Data entries
┌──
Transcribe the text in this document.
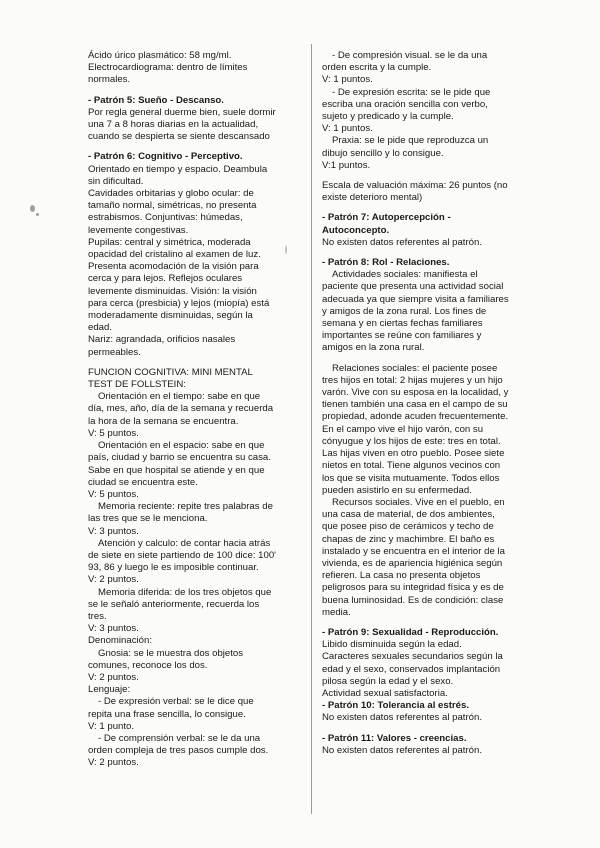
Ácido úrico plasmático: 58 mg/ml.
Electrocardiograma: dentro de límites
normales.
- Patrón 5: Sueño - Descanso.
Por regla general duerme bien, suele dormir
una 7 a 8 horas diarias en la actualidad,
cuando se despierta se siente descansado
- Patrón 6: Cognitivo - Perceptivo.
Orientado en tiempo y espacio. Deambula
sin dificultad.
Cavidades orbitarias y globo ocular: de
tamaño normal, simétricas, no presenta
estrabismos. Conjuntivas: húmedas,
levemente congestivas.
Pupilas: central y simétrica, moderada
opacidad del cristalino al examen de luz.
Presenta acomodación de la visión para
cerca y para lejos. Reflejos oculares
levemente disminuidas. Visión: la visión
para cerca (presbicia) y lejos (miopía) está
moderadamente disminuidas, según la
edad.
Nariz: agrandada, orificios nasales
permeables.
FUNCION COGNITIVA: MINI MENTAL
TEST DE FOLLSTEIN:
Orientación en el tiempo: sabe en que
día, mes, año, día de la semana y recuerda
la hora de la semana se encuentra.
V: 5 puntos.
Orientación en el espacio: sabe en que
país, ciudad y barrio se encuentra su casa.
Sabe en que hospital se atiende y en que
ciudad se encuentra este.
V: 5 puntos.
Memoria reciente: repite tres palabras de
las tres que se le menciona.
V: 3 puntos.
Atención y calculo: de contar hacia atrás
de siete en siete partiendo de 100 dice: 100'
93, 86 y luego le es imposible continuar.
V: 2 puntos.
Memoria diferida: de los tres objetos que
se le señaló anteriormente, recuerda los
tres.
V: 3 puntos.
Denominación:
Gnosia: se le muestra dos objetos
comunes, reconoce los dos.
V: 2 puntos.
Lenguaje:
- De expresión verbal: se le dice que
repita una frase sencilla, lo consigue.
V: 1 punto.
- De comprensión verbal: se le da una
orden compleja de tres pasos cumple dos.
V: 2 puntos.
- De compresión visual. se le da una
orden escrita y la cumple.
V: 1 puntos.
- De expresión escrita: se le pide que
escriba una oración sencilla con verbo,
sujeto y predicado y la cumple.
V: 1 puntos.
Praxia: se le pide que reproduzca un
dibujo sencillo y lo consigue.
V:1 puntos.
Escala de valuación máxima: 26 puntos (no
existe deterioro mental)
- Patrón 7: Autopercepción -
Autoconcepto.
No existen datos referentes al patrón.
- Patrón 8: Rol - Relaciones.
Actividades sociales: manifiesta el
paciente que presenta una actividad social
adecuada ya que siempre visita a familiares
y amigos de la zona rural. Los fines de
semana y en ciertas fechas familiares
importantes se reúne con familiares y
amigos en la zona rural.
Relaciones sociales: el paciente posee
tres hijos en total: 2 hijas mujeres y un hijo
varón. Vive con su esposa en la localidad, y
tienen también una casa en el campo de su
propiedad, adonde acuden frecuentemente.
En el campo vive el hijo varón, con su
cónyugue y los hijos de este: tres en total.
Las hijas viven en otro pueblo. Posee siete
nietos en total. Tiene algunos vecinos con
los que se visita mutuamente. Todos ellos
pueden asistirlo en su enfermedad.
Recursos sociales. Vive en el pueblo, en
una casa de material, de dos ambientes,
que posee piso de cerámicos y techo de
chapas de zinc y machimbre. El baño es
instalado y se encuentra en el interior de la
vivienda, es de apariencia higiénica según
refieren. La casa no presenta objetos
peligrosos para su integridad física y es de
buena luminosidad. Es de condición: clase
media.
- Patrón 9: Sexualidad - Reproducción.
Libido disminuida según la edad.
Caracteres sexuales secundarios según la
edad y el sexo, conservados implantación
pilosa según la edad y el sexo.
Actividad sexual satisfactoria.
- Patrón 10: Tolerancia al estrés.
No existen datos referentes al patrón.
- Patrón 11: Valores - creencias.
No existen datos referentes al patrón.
└──
┌──
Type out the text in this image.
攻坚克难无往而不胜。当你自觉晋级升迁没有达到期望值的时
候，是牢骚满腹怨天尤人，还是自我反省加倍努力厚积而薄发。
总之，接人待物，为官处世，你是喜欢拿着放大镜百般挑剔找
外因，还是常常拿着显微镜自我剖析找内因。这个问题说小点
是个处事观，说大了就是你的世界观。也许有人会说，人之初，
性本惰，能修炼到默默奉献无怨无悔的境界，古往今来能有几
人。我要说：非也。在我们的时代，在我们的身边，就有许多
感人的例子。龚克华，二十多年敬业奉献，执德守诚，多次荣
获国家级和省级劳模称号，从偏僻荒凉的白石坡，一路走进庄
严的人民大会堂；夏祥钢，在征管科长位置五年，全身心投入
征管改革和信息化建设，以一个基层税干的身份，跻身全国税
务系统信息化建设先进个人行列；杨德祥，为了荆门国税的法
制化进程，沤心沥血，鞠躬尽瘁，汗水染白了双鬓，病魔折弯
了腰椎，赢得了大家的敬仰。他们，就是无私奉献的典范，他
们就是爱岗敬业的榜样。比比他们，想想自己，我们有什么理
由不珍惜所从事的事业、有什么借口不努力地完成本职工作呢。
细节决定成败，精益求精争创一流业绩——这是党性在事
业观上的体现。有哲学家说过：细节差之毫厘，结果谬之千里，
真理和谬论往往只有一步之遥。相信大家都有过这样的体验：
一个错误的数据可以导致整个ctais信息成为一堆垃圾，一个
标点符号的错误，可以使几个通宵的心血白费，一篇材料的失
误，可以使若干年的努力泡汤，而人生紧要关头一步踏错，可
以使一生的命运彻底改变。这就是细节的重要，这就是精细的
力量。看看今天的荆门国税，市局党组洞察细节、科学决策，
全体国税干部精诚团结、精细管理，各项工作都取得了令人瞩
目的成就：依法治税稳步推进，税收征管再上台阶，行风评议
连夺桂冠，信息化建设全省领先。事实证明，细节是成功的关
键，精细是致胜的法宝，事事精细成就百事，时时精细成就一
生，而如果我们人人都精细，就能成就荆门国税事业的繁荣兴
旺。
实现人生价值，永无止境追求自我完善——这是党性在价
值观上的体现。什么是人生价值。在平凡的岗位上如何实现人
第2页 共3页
└──
:: Your task ::
What is the number of lines in this listing that contain the word "sexo"? Answer with that number and nothing else.

:: Written response ::
2